INPUT ROWS —

================================

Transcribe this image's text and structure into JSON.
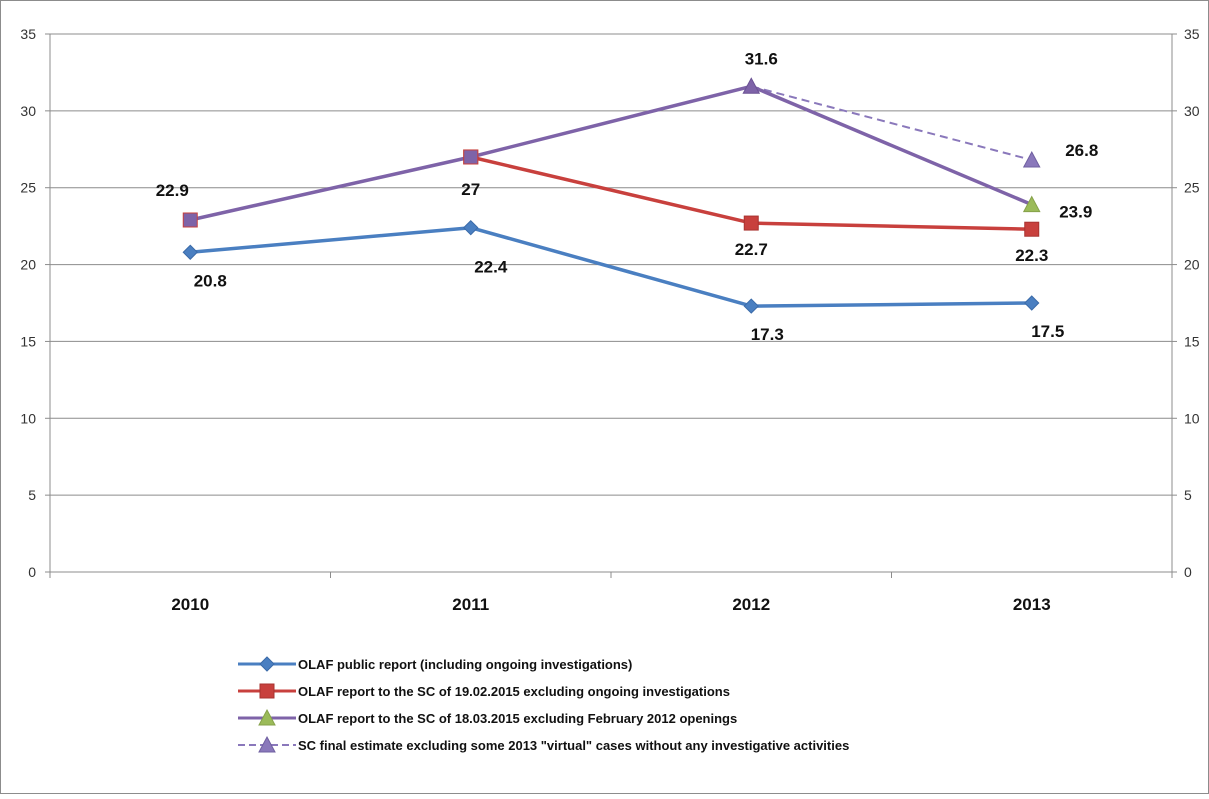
{
  "chart_data": {
    "type": "line",
    "categories": [
      "2010",
      "2011",
      "2012",
      "2013"
    ],
    "ylim": [
      0,
      35
    ],
    "yticks": [
      0,
      5,
      10,
      15,
      20,
      25,
      30,
      35
    ],
    "grid": true,
    "secondary_axis": true,
    "legend_position": "bottom",
    "series": [
      {
        "name": "OLAF public report (including ongoing investigations)",
        "values": [
          20.8,
          22.4,
          17.3,
          17.5
        ],
        "labels": [
          "20.8",
          "22.4",
          "17.3",
          "17.5"
        ],
        "color": "#4a7fc1",
        "marker": "diamond"
      },
      {
        "name": "OLAF report to the SC of 19.02.2015 excluding ongoing investigations",
        "values": [
          null,
          27,
          22.7,
          22.3
        ],
        "labels": [
          null,
          null,
          "22.7",
          "22.3"
        ],
        "color": "#c8403d",
        "marker": "square"
      },
      {
        "name": "OLAF report to the SC of 18.03.2015 excluding  February 2012 openings",
        "values": [
          22.9,
          27,
          31.6,
          23.9
        ],
        "labels": [
          "22.9",
          "27",
          "31.6",
          "23.9"
        ],
        "color": "#7e63a8",
        "marker_color": "#9bbb59",
        "marker": "triangle"
      },
      {
        "name": "SC final estimate excluding some 2013 \"virtual\" cases without any investigative activities",
        "values": [
          null,
          null,
          31.6,
          26.8
        ],
        "labels": [
          null,
          null,
          null,
          "26.8"
        ],
        "color": "#8a78bb",
        "dashed": true,
        "marker": "triangle"
      }
    ]
  }
}
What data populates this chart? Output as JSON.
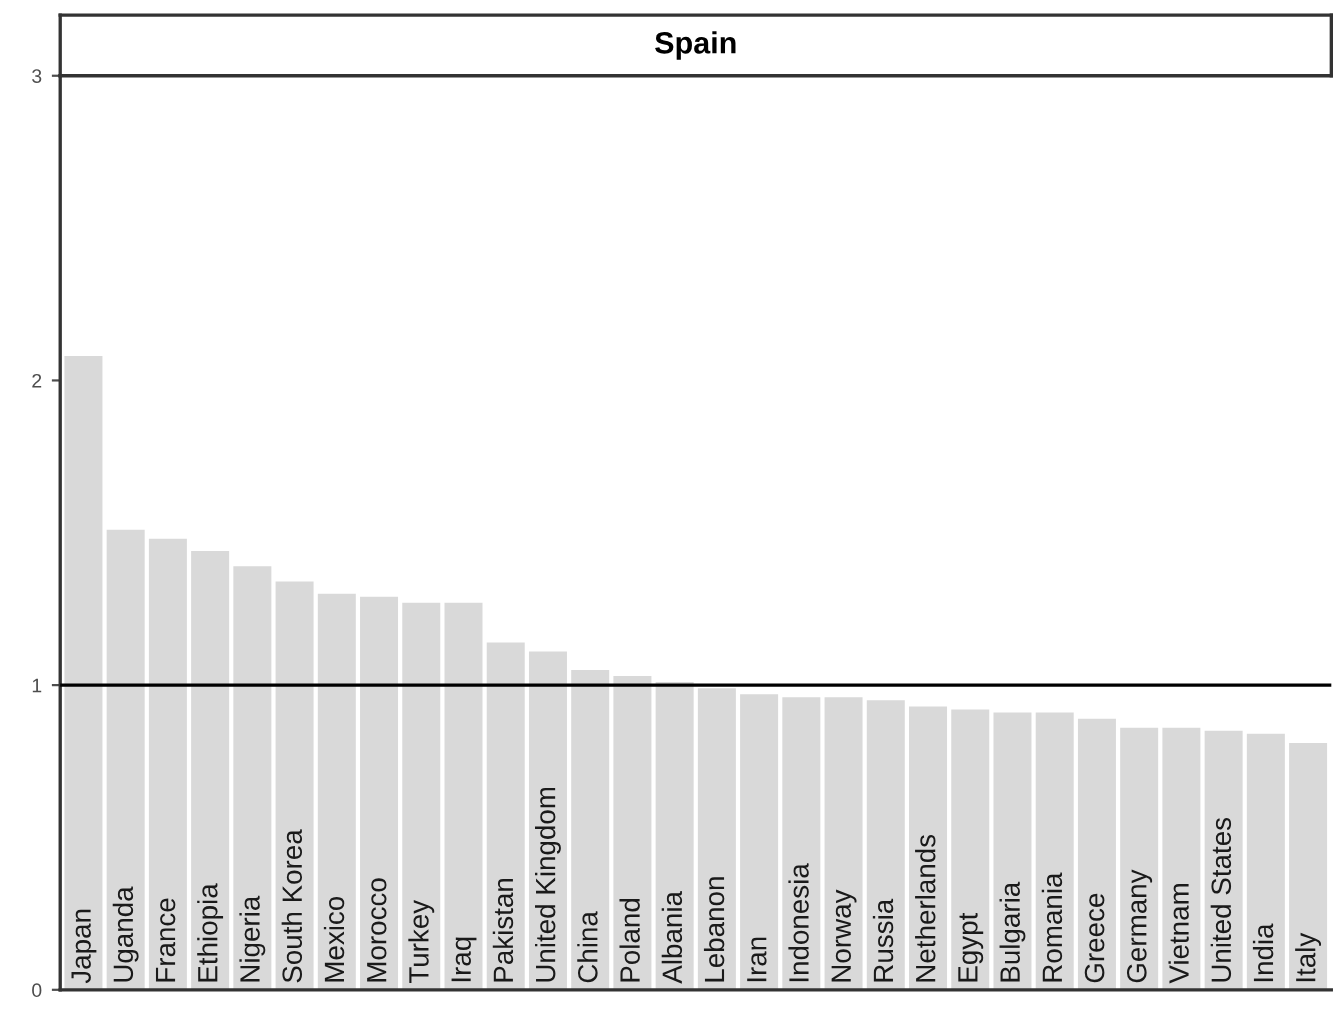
{
  "chart_data": {
    "type": "bar",
    "title": "Spain",
    "categories": [
      "Japan",
      "Uganda",
      "France",
      "Ethiopia",
      "Nigeria",
      "South Korea",
      "Mexico",
      "Morocco",
      "Turkey",
      "Iraq",
      "Pakistan",
      "United Kingdom",
      "China",
      "Poland",
      "Albania",
      "Lebanon",
      "Iran",
      "Indonesia",
      "Norway",
      "Russia",
      "Netherlands",
      "Egypt",
      "Bulgaria",
      "Romania",
      "Greece",
      "Germany",
      "Vietnam",
      "United States",
      "India",
      "Italy"
    ],
    "values": [
      2.08,
      1.51,
      1.48,
      1.44,
      1.39,
      1.34,
      1.3,
      1.29,
      1.27,
      1.27,
      1.14,
      1.11,
      1.05,
      1.03,
      1.01,
      0.99,
      0.97,
      0.96,
      0.96,
      0.95,
      0.93,
      0.92,
      0.91,
      0.91,
      0.89,
      0.86,
      0.86,
      0.85,
      0.84,
      0.81
    ],
    "color": "#d9d9d9",
    "ylim": [
      0,
      3
    ],
    "yticks": [
      0,
      1,
      2,
      3
    ],
    "grid": false,
    "ref_lines": [
      {
        "axis": "y",
        "value": 1,
        "color": "#000000"
      }
    ]
  }
}
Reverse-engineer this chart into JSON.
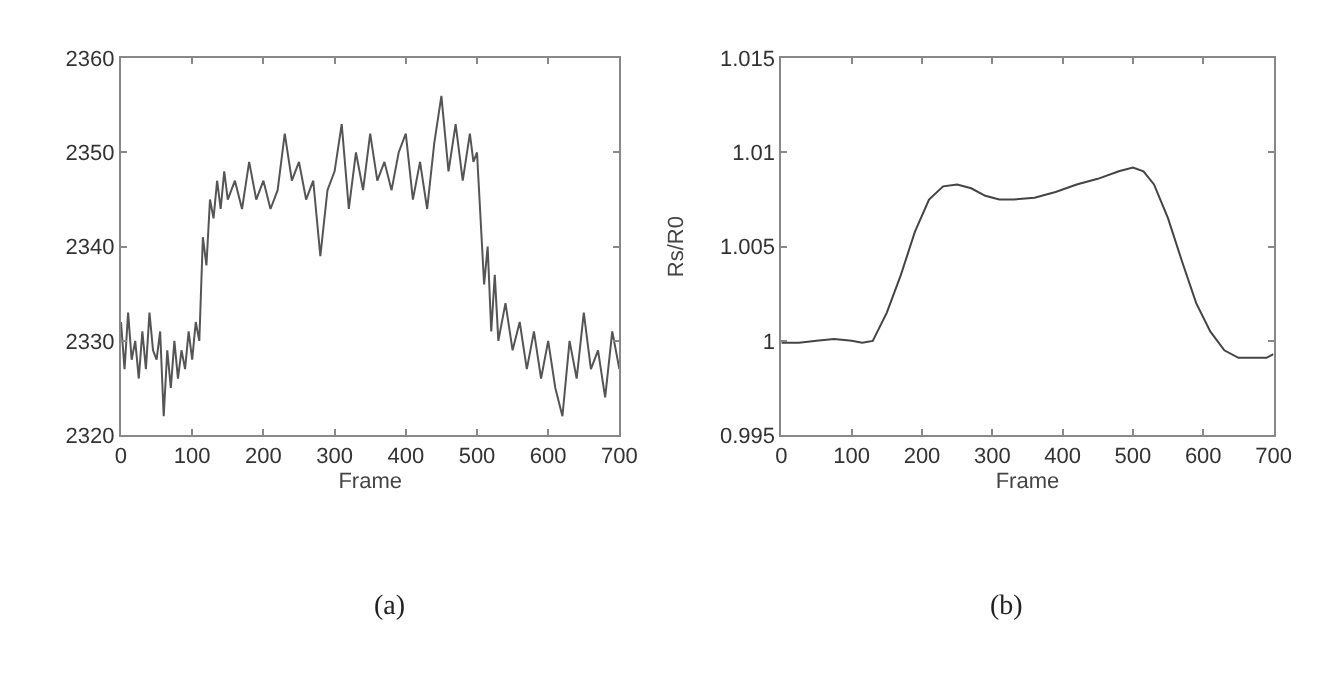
{
  "chart_data": [
    {
      "type": "line",
      "title": "(a)",
      "xlabel": "Frame",
      "x": [
        0,
        5,
        10,
        15,
        20,
        25,
        30,
        35,
        40,
        45,
        50,
        55,
        60,
        65,
        70,
        75,
        80,
        85,
        90,
        95,
        100,
        105,
        110,
        115,
        120,
        125,
        130,
        135,
        140,
        145,
        150,
        160,
        170,
        180,
        190,
        200,
        210,
        220,
        230,
        240,
        250,
        260,
        270,
        280,
        290,
        300,
        310,
        320,
        330,
        340,
        350,
        360,
        370,
        380,
        390,
        400,
        410,
        420,
        430,
        440,
        450,
        460,
        470,
        480,
        490,
        495,
        500,
        505,
        510,
        515,
        520,
        525,
        530,
        540,
        550,
        560,
        570,
        580,
        590,
        600,
        610,
        620,
        630,
        640,
        650,
        660,
        670,
        680,
        690,
        700
      ],
      "series": [
        {
          "color": "#555555",
          "values": [
            2332,
            2327,
            2333,
            2328,
            2330,
            2326,
            2331,
            2327,
            2333,
            2329,
            2328,
            2331,
            2322,
            2329,
            2325,
            2330,
            2326,
            2329,
            2327,
            2331,
            2328,
            2332,
            2330,
            2341,
            2338,
            2345,
            2343,
            2347,
            2344,
            2348,
            2345,
            2347,
            2344,
            2349,
            2345,
            2347,
            2344,
            2346,
            2352,
            2347,
            2349,
            2345,
            2347,
            2339,
            2346,
            2348,
            2353,
            2344,
            2350,
            2346,
            2352,
            2347,
            2349,
            2346,
            2350,
            2352,
            2345,
            2349,
            2344,
            2351,
            2356,
            2348,
            2353,
            2347,
            2352,
            2349,
            2350,
            2343,
            2336,
            2340,
            2331,
            2337,
            2330,
            2334,
            2329,
            2332,
            2327,
            2331,
            2326,
            2330,
            2325,
            2322,
            2330,
            2326,
            2333,
            2327,
            2329,
            2324,
            2331,
            2327
          ]
        }
      ],
      "xlim": [
        0,
        700
      ],
      "xticks": [
        0,
        100,
        200,
        300,
        400,
        500,
        600,
        700
      ],
      "ylim": [
        2320,
        2360
      ],
      "yticks": [
        2320,
        2330,
        2340,
        2350,
        2360
      ]
    },
    {
      "type": "line",
      "title": "(b)",
      "xlabel": "Frame",
      "ylabel": "Rs/R0",
      "x": [
        0,
        25,
        50,
        75,
        100,
        115,
        130,
        150,
        170,
        190,
        210,
        230,
        250,
        270,
        290,
        310,
        330,
        360,
        390,
        420,
        450,
        480,
        500,
        515,
        530,
        550,
        570,
        590,
        610,
        630,
        650,
        670,
        690,
        700
      ],
      "series": [
        {
          "color": "#444444",
          "values": [
            0.9999,
            0.9999,
            1.0,
            1.0001,
            1.0,
            0.9999,
            1.0,
            1.0015,
            1.0035,
            1.0058,
            1.0075,
            1.0082,
            1.0083,
            1.0081,
            1.0077,
            1.0075,
            1.0075,
            1.0076,
            1.0079,
            1.0083,
            1.0086,
            1.009,
            1.0092,
            1.009,
            1.0083,
            1.0065,
            1.0042,
            1.002,
            1.0005,
            0.9995,
            0.9991,
            0.9991,
            0.9991,
            0.9993
          ]
        }
      ],
      "xlim": [
        0,
        700
      ],
      "xticks": [
        0,
        100,
        200,
        300,
        400,
        500,
        600,
        700
      ],
      "ylim": [
        0.995,
        1.015
      ],
      "yticks": [
        0.995,
        1,
        1.005,
        1.01,
        1.015
      ]
    }
  ]
}
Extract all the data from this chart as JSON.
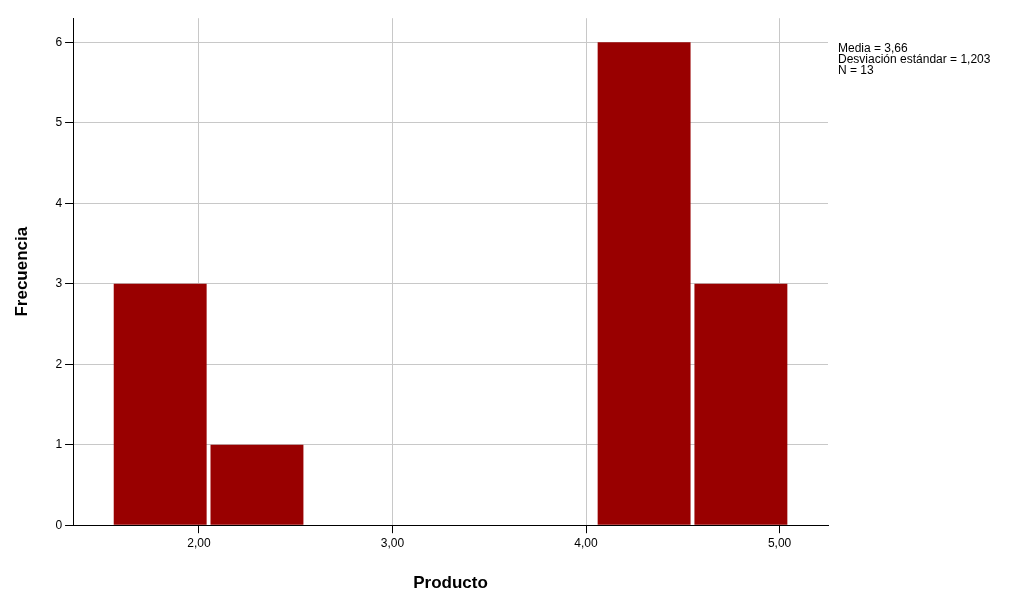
{
  "chart_data": {
    "type": "histogram",
    "xlabel": "Producto",
    "ylabel": "Frecuencia",
    "bins": [
      1.55,
      2.05,
      2.55,
      3.05,
      3.55,
      4.05,
      4.55,
      5.05
    ],
    "values": [
      3,
      1,
      0,
      0,
      0,
      6,
      3
    ],
    "color": "#990000",
    "xlim": [
      1.35,
      5.25
    ],
    "xticks": [
      {
        "value": 2,
        "label": "2,00"
      },
      {
        "value": 3,
        "label": "3,00"
      },
      {
        "value": 4,
        "label": "4,00"
      },
      {
        "value": 5,
        "label": "5,00"
      }
    ],
    "ylim": [
      0,
      6.3
    ],
    "yticks": [
      0,
      1,
      2,
      3,
      4,
      5,
      6
    ],
    "grid": true,
    "annotations": [
      "Media = 3,66",
      "Desviación estándar = 1,203",
      "N = 13"
    ]
  }
}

================================

WRITTEN EXERCISE — Keep only the lines that hold the string "this", and copy them out.

EXERCISE RESULT —
Transcribe this image's text and structure into JSON.
What data populates this chart? Output as JSON.
Reverse-engineer this chart into JSON.
Extract all the data from this chart as JSON.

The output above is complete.